(Lines of data)
-- -- --
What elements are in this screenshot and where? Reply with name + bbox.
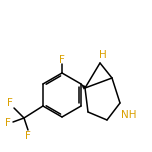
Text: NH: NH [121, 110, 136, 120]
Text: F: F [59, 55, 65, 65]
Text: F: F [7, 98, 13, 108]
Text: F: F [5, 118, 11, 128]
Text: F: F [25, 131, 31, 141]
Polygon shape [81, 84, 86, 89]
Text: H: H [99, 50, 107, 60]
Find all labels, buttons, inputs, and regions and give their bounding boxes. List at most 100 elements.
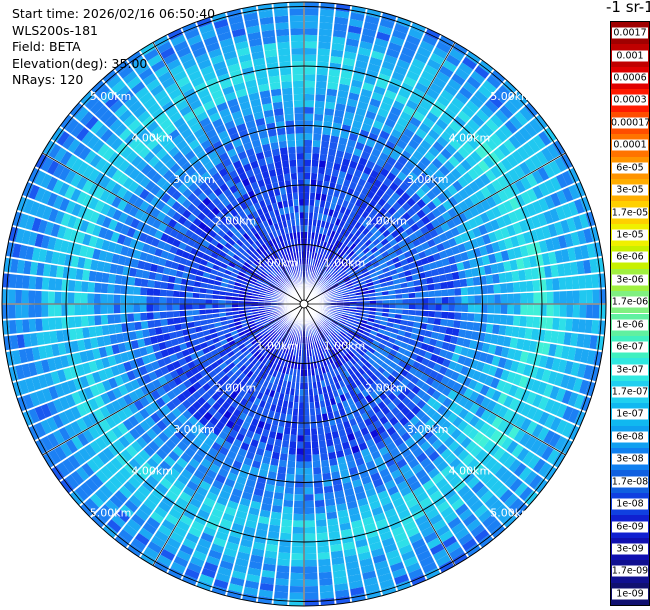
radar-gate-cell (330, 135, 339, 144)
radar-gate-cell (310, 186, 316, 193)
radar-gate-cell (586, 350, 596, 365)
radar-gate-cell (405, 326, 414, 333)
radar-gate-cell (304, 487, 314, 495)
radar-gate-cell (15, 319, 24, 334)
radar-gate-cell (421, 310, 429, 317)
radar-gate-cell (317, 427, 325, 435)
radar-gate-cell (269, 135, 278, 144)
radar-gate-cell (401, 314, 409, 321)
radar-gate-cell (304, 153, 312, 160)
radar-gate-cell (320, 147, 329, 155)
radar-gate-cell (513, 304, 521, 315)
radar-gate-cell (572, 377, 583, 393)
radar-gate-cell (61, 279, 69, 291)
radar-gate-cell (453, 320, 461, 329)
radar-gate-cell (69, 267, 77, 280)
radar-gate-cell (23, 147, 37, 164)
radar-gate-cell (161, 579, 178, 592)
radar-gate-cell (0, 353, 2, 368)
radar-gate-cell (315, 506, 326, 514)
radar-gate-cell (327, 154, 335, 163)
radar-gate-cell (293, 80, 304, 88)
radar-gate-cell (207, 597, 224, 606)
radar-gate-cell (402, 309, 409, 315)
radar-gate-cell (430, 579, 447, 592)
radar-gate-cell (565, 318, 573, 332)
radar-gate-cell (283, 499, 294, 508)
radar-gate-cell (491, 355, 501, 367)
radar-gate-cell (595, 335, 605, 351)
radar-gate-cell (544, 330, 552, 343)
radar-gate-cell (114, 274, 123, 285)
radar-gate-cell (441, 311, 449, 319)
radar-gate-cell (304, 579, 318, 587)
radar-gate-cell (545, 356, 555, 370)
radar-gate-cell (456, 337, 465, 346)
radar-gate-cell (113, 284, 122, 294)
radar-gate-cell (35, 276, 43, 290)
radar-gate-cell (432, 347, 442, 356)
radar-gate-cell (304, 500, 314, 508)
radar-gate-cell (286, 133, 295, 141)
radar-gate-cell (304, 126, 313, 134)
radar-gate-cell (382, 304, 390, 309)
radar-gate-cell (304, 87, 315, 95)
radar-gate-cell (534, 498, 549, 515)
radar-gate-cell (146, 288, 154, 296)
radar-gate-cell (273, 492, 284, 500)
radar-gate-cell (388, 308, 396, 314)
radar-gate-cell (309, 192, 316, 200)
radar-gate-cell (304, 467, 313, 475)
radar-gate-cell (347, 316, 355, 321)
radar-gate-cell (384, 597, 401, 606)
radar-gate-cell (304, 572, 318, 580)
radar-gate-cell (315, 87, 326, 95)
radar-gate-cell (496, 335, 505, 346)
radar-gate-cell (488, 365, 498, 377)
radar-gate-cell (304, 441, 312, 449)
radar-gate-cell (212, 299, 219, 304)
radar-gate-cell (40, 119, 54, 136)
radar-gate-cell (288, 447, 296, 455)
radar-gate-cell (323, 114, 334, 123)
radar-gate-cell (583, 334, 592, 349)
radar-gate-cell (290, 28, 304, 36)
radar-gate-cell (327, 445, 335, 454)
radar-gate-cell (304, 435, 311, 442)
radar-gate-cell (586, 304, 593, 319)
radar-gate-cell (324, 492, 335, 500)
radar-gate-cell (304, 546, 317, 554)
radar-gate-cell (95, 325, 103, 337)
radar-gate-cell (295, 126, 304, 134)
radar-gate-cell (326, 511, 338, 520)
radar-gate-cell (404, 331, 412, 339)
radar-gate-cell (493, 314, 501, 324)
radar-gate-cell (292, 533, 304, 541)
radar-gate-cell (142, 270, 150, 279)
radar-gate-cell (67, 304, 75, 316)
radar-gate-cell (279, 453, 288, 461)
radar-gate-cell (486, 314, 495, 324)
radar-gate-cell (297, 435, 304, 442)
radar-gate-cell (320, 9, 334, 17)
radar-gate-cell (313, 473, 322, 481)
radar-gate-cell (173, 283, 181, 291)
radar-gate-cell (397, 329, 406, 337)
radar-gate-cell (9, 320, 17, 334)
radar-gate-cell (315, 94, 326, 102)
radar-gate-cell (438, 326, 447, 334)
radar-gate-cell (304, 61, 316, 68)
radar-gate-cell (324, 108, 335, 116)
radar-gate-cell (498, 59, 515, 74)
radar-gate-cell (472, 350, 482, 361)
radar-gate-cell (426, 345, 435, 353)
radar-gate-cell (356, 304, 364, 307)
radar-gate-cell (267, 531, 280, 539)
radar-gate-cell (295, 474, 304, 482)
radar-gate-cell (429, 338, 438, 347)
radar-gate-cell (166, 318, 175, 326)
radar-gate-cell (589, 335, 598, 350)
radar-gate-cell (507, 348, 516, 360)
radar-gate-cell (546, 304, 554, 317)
-- -- --
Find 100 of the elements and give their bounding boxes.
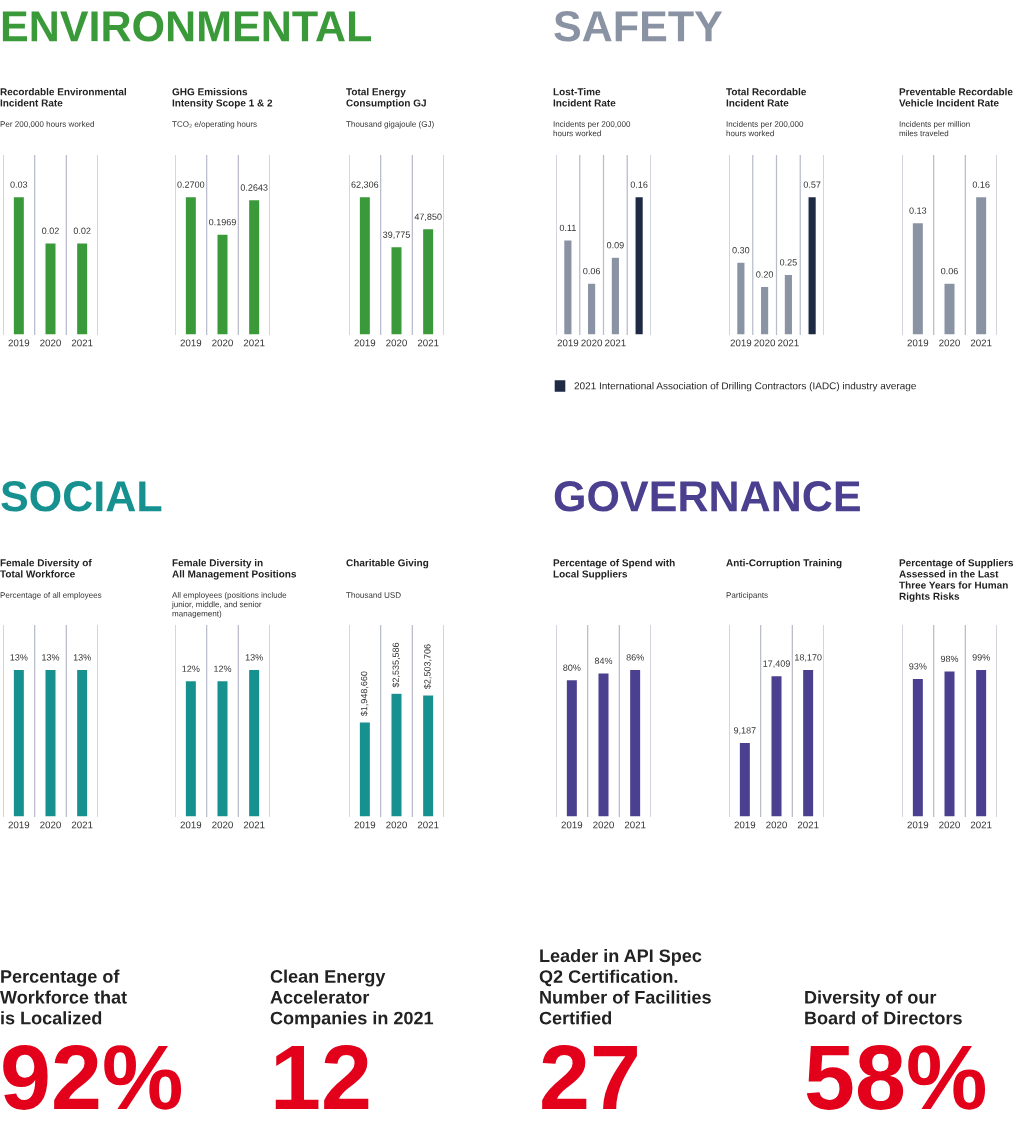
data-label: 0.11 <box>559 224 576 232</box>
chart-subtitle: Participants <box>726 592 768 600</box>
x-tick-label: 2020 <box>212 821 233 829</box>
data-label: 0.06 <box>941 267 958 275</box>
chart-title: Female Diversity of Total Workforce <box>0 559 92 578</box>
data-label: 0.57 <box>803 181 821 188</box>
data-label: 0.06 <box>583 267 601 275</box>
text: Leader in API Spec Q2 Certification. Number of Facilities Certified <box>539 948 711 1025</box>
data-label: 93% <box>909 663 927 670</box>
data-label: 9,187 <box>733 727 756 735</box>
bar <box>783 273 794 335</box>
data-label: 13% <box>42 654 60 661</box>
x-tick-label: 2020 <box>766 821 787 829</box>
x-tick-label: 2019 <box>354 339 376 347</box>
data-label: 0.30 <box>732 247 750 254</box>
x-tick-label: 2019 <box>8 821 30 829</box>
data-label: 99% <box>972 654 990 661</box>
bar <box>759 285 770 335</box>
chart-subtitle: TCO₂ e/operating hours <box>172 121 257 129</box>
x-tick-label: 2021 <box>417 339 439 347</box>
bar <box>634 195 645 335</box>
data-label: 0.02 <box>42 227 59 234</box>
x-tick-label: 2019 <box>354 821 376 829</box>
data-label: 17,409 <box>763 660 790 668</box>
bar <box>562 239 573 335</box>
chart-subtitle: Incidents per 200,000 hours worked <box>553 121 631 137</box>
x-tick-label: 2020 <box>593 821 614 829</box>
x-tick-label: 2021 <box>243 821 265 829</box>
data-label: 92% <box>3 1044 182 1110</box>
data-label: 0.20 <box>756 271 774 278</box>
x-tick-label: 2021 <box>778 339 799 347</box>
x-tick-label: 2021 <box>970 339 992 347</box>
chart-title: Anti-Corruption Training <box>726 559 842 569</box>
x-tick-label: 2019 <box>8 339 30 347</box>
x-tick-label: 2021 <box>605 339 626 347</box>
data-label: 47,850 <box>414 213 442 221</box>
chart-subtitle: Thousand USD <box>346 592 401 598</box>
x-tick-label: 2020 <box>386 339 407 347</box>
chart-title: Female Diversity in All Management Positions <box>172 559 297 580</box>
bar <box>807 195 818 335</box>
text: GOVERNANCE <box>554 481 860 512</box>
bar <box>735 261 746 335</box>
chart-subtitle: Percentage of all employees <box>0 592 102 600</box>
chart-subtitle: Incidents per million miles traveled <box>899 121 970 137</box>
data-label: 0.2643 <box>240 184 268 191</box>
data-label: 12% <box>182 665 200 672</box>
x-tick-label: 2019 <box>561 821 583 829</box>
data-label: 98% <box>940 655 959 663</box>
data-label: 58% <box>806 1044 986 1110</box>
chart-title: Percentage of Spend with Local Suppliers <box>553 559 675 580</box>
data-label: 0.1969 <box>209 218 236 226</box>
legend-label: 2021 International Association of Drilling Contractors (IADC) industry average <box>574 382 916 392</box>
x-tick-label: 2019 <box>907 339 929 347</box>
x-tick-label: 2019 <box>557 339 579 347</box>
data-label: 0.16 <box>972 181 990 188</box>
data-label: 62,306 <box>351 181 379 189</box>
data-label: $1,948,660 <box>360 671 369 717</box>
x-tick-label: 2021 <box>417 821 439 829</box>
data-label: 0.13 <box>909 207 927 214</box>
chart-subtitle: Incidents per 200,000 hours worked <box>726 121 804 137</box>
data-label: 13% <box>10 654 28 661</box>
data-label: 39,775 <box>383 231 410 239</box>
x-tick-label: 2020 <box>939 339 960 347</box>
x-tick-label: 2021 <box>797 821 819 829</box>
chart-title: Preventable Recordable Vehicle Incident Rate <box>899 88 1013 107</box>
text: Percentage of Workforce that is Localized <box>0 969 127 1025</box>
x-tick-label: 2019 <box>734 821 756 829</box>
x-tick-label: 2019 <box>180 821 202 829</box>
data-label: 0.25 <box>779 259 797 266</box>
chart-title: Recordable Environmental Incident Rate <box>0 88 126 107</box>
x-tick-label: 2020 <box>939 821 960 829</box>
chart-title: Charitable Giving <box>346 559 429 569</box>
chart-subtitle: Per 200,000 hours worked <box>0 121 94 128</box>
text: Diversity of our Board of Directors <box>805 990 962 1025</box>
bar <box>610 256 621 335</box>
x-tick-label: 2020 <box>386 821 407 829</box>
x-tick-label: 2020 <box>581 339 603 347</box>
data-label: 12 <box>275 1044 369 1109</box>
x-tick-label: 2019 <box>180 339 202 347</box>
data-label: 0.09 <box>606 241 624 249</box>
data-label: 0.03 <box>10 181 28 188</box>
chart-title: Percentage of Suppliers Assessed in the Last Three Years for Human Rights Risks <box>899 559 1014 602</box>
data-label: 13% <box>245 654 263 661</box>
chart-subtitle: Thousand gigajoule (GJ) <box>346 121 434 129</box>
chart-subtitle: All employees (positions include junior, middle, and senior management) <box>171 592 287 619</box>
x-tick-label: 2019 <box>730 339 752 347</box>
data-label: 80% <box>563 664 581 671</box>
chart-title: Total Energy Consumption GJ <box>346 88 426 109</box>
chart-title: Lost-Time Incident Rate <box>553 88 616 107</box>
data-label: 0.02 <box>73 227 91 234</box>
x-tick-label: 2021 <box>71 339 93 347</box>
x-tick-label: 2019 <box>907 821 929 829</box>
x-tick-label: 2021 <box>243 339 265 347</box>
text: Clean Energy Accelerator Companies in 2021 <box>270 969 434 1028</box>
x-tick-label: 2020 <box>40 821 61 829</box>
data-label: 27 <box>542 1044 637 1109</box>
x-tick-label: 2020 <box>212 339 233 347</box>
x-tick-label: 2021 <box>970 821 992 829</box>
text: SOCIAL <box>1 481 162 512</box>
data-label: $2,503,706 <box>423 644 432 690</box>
-- -- --
* _WHAT TO WORK ON_
Retype the entries from the line with "data-label: 0.11 <box>559 224 576 232</box>" to the line with "data-label: 9,187 <box>733 727 756 735</box>", both included.

* _CORRECT RESULT_
data-label: 0.11 <box>559 224 576 232</box>
chart-subtitle: Participants <box>726 592 768 600</box>
x-tick-label: 2020 <box>212 821 233 829</box>
data-label: 0.06 <box>941 267 958 275</box>
chart-title: Female Diversity of Total Workforce <box>0 559 92 578</box>
data-label: 0.57 <box>803 181 821 188</box>
data-label: 0.06 <box>583 267 601 275</box>
text: Leader in API Spec Q2 Certification. Number of Facilities Certified <box>539 948 711 1025</box>
data-label: 93% <box>909 663 927 670</box>
data-label: 9,187 <box>733 727 756 735</box>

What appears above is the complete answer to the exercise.